*To be done*.
Return the lines below that carry the word "structured".

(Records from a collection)
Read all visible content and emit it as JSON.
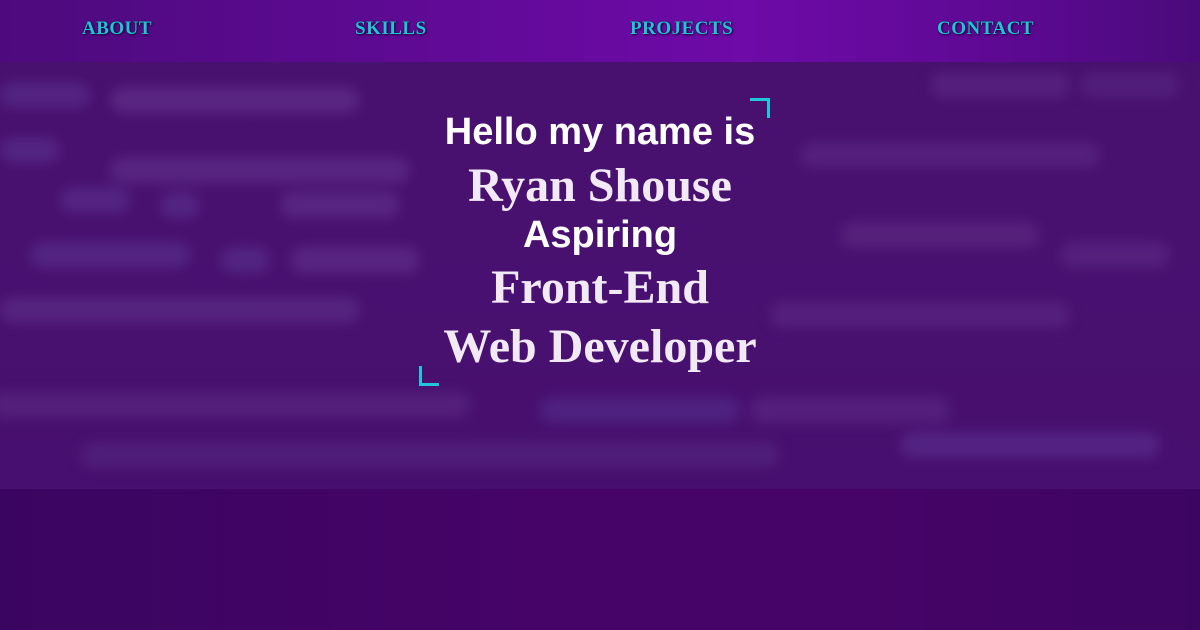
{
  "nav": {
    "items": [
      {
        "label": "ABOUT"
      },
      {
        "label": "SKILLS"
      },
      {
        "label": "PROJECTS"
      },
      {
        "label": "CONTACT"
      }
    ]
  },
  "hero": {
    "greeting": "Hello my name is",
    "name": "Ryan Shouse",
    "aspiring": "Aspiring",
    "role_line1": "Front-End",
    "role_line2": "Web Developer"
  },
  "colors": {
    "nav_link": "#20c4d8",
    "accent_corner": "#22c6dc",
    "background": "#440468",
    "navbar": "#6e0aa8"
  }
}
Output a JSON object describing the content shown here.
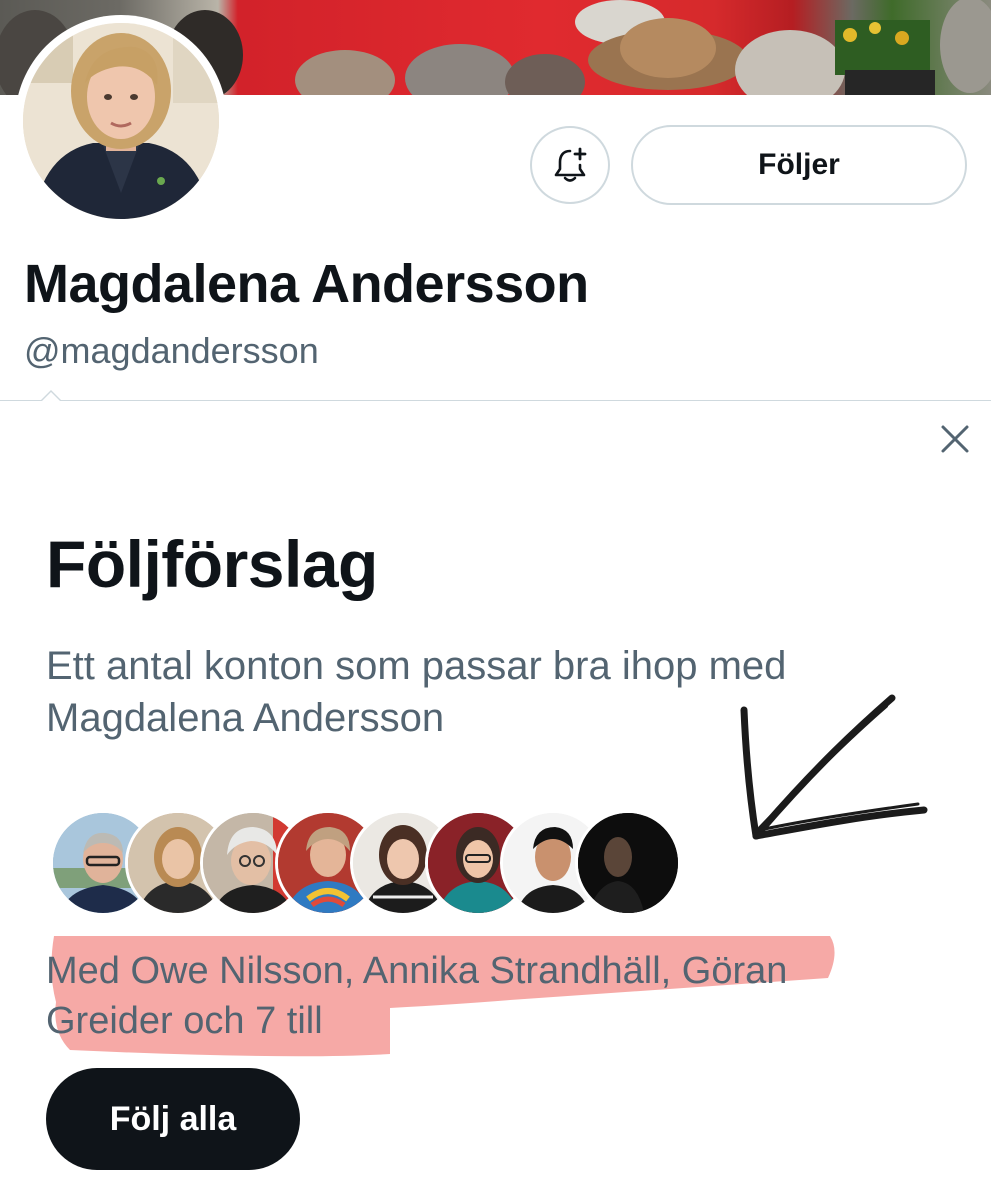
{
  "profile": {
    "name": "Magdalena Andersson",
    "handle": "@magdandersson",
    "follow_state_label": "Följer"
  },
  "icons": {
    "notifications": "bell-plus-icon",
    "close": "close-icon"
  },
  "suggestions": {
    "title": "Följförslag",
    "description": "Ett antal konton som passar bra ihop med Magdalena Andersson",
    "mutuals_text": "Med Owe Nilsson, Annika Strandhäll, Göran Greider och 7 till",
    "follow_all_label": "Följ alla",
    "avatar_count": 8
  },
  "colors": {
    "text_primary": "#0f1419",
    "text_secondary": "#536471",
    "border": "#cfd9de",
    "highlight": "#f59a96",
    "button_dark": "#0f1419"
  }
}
--
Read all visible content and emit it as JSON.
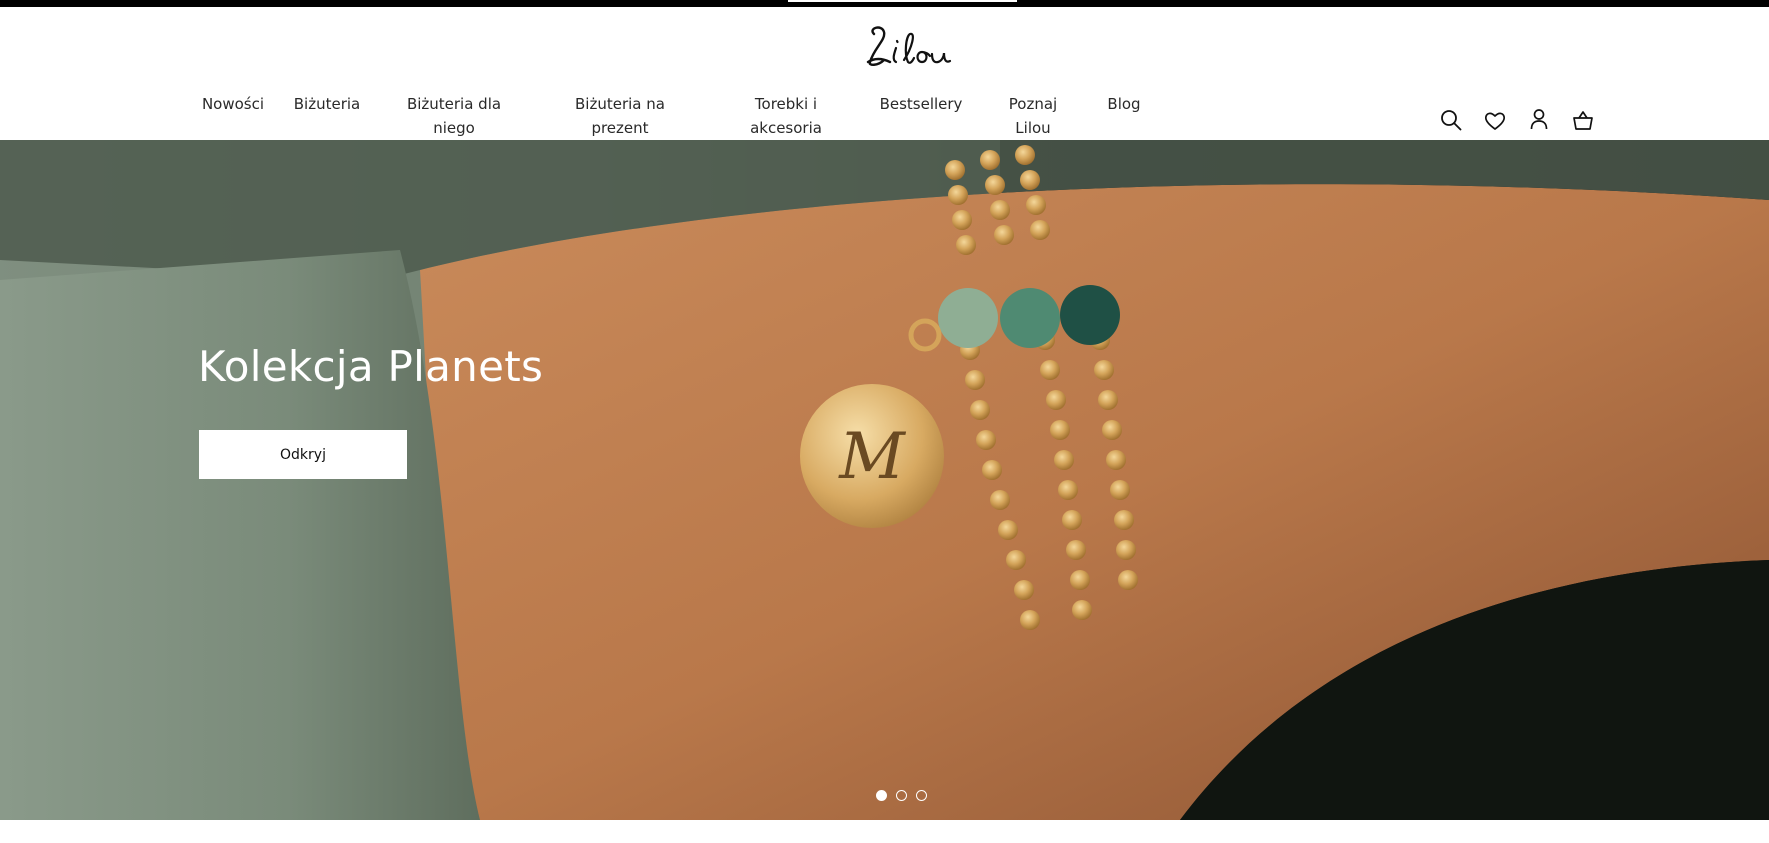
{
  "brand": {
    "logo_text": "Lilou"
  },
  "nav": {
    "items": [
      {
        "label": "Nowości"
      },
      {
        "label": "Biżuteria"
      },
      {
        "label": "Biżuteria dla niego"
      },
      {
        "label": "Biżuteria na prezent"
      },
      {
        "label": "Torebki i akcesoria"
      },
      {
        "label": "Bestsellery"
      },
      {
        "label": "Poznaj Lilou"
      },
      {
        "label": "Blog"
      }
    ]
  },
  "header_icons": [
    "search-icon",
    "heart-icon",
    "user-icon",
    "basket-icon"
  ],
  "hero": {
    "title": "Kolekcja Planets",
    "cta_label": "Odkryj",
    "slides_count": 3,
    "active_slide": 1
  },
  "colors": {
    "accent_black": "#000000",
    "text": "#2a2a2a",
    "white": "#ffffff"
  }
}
--
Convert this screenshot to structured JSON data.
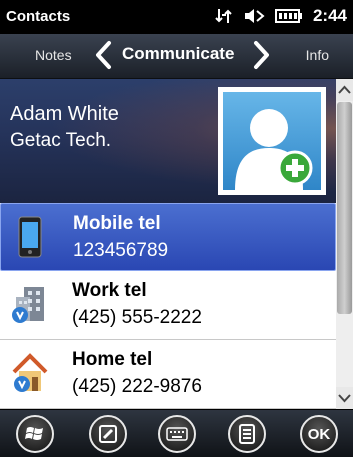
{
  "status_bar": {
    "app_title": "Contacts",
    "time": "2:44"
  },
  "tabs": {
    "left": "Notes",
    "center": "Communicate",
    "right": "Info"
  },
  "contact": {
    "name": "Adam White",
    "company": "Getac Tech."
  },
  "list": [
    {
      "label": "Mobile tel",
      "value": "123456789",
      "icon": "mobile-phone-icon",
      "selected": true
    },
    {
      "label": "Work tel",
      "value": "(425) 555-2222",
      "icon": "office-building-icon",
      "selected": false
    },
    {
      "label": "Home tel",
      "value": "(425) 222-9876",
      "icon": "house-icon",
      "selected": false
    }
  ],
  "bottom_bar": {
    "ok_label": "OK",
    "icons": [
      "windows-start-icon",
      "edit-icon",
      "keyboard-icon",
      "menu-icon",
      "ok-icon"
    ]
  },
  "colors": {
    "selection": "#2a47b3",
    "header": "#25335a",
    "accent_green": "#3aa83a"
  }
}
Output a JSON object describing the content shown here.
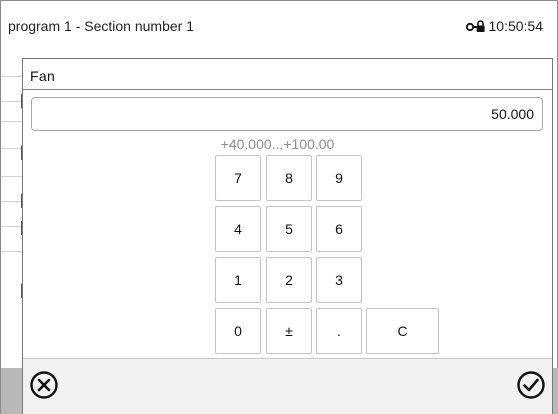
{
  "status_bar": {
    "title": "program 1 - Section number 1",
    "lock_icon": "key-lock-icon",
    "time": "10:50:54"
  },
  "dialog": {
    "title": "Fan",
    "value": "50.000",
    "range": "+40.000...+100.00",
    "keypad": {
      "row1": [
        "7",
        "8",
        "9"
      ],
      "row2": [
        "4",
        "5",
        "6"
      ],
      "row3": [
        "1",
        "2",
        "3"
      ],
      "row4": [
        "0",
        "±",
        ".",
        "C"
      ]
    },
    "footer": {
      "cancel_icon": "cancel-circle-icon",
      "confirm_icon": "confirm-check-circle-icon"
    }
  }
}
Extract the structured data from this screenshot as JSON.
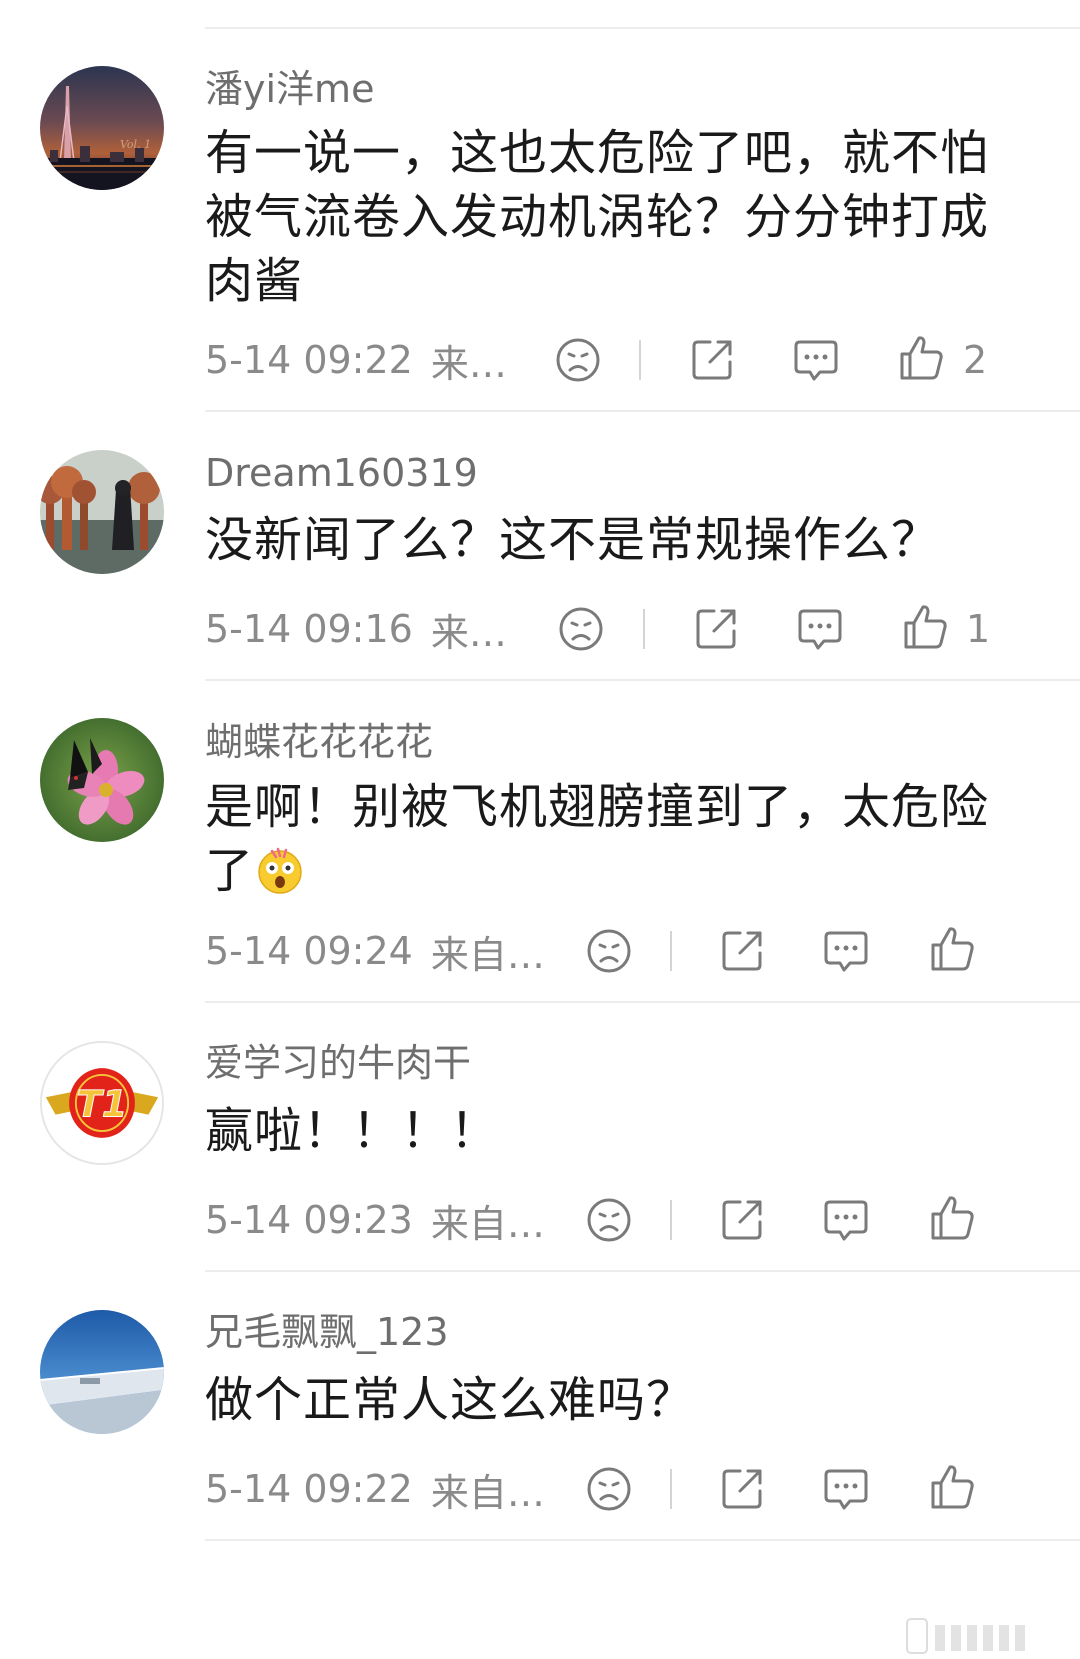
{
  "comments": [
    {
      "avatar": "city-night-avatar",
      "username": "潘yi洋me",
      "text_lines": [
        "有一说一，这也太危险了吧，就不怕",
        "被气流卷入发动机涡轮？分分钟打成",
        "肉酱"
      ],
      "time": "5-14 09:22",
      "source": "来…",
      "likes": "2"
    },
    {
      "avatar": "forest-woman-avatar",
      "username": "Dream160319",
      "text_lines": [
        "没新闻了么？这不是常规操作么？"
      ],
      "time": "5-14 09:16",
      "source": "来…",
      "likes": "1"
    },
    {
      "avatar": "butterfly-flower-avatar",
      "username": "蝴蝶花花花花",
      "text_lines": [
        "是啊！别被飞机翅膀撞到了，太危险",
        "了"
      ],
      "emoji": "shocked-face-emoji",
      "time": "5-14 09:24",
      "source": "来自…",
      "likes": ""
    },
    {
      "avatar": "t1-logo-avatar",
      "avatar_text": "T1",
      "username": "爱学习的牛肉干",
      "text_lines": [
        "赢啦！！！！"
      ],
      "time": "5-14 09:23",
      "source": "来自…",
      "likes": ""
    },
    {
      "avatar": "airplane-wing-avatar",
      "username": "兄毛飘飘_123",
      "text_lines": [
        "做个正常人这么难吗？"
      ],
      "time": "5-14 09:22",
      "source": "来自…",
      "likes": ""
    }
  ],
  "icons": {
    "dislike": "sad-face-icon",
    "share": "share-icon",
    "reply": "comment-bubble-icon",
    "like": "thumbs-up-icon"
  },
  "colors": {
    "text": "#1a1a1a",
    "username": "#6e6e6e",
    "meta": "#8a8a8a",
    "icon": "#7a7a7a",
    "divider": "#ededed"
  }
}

*Solution*.
Convert this screenshot to structured JSON data.
Extract the structured data from this screenshot as JSON.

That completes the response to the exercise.